### INPUT ROWS ###

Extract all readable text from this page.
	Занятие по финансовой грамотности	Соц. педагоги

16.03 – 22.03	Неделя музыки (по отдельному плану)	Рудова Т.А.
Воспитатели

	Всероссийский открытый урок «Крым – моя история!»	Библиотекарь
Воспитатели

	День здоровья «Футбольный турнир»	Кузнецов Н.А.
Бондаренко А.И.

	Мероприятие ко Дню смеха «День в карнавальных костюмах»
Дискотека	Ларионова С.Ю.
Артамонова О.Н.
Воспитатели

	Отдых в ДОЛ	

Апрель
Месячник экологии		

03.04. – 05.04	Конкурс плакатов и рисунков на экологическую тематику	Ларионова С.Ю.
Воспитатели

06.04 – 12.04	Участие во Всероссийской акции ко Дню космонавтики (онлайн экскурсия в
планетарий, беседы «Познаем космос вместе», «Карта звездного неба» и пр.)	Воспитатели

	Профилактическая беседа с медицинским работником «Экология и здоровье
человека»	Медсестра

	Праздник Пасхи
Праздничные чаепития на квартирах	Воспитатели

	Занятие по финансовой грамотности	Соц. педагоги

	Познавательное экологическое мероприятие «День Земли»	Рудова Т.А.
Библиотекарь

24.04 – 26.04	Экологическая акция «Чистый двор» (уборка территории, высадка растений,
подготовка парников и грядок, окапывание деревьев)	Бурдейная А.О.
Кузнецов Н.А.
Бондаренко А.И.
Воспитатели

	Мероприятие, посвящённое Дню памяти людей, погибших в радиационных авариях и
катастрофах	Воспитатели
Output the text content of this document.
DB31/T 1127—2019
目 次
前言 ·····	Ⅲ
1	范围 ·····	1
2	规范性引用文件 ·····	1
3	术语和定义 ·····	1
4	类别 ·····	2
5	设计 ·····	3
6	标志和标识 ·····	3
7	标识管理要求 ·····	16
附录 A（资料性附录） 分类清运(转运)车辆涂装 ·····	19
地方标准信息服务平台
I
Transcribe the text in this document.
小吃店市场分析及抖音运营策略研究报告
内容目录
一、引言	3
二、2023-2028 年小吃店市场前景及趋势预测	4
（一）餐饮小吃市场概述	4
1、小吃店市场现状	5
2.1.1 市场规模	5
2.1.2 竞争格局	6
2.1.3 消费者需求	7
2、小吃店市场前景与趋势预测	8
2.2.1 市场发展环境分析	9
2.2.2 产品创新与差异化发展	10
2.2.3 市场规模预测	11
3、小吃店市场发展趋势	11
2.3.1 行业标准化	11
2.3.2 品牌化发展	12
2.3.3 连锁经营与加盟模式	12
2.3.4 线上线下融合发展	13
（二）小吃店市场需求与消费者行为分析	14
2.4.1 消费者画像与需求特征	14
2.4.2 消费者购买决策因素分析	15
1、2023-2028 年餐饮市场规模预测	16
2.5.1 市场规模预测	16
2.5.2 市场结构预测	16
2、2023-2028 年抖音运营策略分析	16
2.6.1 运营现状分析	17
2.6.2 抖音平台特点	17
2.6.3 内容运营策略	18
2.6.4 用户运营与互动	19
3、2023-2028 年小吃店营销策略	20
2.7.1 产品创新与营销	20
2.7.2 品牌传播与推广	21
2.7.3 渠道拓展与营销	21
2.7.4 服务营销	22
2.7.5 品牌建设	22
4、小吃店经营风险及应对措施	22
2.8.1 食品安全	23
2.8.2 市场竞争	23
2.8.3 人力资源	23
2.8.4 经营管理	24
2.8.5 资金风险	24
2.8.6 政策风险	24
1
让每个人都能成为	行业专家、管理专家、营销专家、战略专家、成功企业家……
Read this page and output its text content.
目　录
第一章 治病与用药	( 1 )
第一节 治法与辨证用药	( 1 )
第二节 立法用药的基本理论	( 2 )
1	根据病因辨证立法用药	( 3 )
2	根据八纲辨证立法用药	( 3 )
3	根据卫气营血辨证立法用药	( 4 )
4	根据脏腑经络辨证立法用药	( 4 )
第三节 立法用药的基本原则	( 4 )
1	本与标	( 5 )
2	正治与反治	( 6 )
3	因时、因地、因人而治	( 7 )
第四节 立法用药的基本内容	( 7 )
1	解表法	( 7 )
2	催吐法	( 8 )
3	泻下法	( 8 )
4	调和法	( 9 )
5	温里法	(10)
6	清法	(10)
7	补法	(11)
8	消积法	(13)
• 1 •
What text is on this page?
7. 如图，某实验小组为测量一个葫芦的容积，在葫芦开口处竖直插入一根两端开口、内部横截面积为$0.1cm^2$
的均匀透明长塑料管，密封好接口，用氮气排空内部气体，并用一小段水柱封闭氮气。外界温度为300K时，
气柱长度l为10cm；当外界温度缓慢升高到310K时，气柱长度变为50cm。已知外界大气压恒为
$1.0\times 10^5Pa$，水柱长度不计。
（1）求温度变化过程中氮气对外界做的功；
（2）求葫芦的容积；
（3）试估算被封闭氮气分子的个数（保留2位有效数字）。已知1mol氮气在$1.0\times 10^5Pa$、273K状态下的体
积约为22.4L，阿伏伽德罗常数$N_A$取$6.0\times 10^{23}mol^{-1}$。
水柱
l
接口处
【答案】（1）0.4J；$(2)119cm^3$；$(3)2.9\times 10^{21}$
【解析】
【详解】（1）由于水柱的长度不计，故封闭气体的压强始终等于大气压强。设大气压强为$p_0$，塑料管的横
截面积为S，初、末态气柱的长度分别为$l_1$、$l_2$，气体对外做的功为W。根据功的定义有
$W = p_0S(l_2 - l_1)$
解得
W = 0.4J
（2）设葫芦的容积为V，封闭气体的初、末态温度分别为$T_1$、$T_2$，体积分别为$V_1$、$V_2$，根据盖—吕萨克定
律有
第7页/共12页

###

## SHORT EXERCISE
For each line of the entries that includes "text", show that line.

## WRITTEN SOLUTION
Extract all readable text from this page.
Output the text content of this document.
Transcribe the text in this document.
Read this page and output its text content.
What text is on this page?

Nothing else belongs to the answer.